What is being asked:
Print, unchanged, the part of the material below that starts with the line containing "i need the location" and ends with the line containing "- bar-side: [1027, 412, 1058, 479]", including both of those lines.

Dataset records:
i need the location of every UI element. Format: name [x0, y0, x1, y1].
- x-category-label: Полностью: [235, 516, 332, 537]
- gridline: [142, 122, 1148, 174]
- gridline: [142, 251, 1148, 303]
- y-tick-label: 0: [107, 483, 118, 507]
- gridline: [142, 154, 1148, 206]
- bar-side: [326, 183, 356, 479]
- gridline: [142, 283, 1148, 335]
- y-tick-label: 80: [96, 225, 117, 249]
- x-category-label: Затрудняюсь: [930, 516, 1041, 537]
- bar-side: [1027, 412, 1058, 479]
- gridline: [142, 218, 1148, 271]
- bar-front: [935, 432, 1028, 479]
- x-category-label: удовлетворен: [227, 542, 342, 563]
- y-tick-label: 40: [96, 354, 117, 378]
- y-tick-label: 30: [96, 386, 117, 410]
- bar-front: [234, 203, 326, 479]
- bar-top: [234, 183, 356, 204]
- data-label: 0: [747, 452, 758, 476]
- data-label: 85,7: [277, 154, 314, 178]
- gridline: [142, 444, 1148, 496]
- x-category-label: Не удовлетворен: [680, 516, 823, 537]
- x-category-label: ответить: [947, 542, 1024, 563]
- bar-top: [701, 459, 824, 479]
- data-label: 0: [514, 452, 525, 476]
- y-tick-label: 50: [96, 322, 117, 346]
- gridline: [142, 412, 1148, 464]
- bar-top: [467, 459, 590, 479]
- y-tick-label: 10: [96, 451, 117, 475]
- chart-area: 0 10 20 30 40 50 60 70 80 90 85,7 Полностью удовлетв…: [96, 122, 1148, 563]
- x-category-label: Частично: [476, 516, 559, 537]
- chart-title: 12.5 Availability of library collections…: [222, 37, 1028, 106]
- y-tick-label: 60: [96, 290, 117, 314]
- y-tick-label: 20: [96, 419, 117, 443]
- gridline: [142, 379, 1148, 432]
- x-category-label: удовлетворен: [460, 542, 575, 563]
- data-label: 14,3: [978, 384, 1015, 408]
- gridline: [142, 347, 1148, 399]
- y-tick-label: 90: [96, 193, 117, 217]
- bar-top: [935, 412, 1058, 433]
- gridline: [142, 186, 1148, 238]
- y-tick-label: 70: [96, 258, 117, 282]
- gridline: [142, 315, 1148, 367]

* * *

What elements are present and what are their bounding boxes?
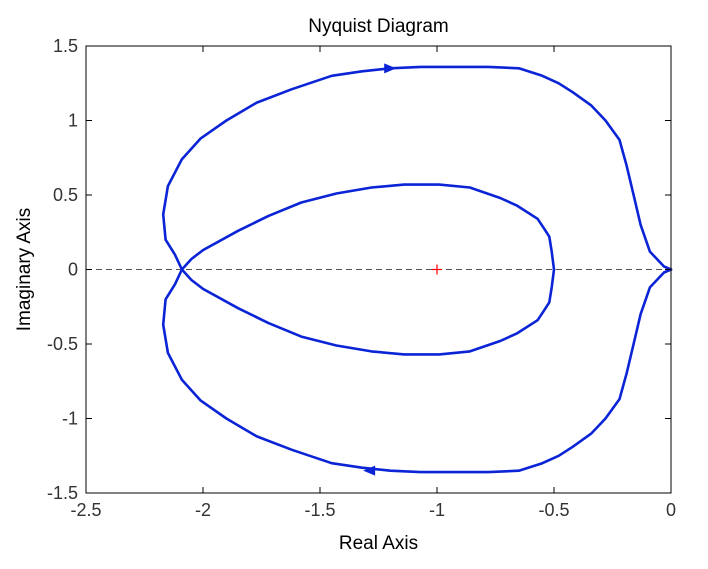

Correct answer:
i need the location of every UI element. Format: name [x0, y0, x1, y1].
- x-category-label: Полностью: [235, 516, 332, 537]
- gridline: [142, 122, 1148, 174]
- gridline: [142, 251, 1148, 303]
- y-tick-label: 0: [107, 483, 118, 507]
- gridline: [142, 154, 1148, 206]
- bar-side: [326, 183, 356, 479]
- gridline: [142, 283, 1148, 335]
- y-tick-label: 80: [96, 225, 117, 249]
- x-category-label: Затрудняюсь: [930, 516, 1041, 537]
- bar-side: [1027, 412, 1058, 479]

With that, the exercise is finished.